_EXERCISE_: Return the listing below word for word.

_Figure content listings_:

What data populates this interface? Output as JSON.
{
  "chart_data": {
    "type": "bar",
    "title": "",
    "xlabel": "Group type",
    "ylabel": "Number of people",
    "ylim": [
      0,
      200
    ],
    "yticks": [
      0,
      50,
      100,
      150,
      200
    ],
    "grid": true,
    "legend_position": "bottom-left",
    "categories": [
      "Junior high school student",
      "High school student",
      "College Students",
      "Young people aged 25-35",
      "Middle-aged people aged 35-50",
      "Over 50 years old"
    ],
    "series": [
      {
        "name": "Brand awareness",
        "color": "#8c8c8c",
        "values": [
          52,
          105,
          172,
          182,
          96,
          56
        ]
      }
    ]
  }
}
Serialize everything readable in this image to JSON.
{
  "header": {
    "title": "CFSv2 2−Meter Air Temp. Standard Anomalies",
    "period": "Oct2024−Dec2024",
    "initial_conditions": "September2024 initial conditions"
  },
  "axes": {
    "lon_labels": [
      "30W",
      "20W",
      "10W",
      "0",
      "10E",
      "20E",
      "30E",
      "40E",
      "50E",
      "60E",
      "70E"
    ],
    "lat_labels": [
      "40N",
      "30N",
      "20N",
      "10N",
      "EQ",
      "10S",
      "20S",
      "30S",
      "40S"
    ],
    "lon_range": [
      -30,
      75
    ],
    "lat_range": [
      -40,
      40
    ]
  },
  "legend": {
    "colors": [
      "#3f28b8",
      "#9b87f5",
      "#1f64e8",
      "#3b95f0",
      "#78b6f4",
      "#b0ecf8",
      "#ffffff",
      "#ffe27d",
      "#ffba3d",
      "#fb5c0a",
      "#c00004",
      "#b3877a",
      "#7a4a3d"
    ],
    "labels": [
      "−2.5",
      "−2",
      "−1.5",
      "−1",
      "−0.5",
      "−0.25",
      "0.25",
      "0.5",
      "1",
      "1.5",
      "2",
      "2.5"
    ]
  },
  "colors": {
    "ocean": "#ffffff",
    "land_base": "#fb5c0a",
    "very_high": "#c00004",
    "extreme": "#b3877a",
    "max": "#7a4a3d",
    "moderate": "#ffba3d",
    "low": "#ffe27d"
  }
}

_SOLUTION TO THIS EXERCISE_:
What data populates this interface? Output as JSON.
{
  "chart_data": {
    "type": "bar",
    "title": "",
    "xlabel": "Group type",
    "ylabel": "Number of people",
    "ylim": [
      0,
      200
    ],
    "yticks": [
      0,
      50,
      100,
      150,
      200
    ],
    "grid": true,
    "legend_position": "bottom-left",
    "categories": [
      "Junior high school student",
      "High school student",
      "College Students",
      "Young people aged 25-35",
      "Middle-aged people aged 35-50",
      "Over 50 years old"
    ],
    "series": [
      {
        "name": "Brand awareness",
        "color": "#8c8c8c",
        "values": [
          52,
          105,
          172,
          182,
          96,
          56
        ]
      }
    ]
  }
}
Serialize everything readable in this image to JSON.
{
  "header": {
    "title": "CFSv2 2−Meter Air Temp. Standard Anomalies",
    "period": "Oct2024−Dec2024",
    "initial_conditions": "September2024 initial conditions"
  },
  "axes": {
    "lon_labels": [
      "30W",
      "20W",
      "10W",
      "0",
      "10E",
      "20E",
      "30E",
      "40E",
      "50E",
      "60E",
      "70E"
    ],
    "lat_labels": [
      "40N",
      "30N",
      "20N",
      "10N",
      "EQ",
      "10S",
      "20S",
      "30S",
      "40S"
    ],
    "lon_range": [
      -30,
      75
    ],
    "lat_range": [
      -40,
      40
    ]
  },
  "legend": {
    "colors": [
      "#3f28b8",
      "#9b87f5",
      "#1f64e8",
      "#3b95f0",
      "#78b6f4",
      "#b0ecf8",
      "#ffffff",
      "#ffe27d",
      "#ffba3d",
      "#fb5c0a",
      "#c00004",
      "#b3877a",
      "#7a4a3d"
    ],
    "labels": [
      "−2.5",
      "−2",
      "−1.5",
      "−1",
      "−0.5",
      "−0.25",
      "0.25",
      "0.5",
      "1",
      "1.5",
      "2",
      "2.5"
    ]
  },
  "colors": {
    "ocean": "#ffffff",
    "land_base": "#fb5c0a",
    "very_high": "#c00004",
    "extreme": "#b3877a",
    "max": "#7a4a3d",
    "moderate": "#ffba3d",
    "low": "#ffe27d"
  }
}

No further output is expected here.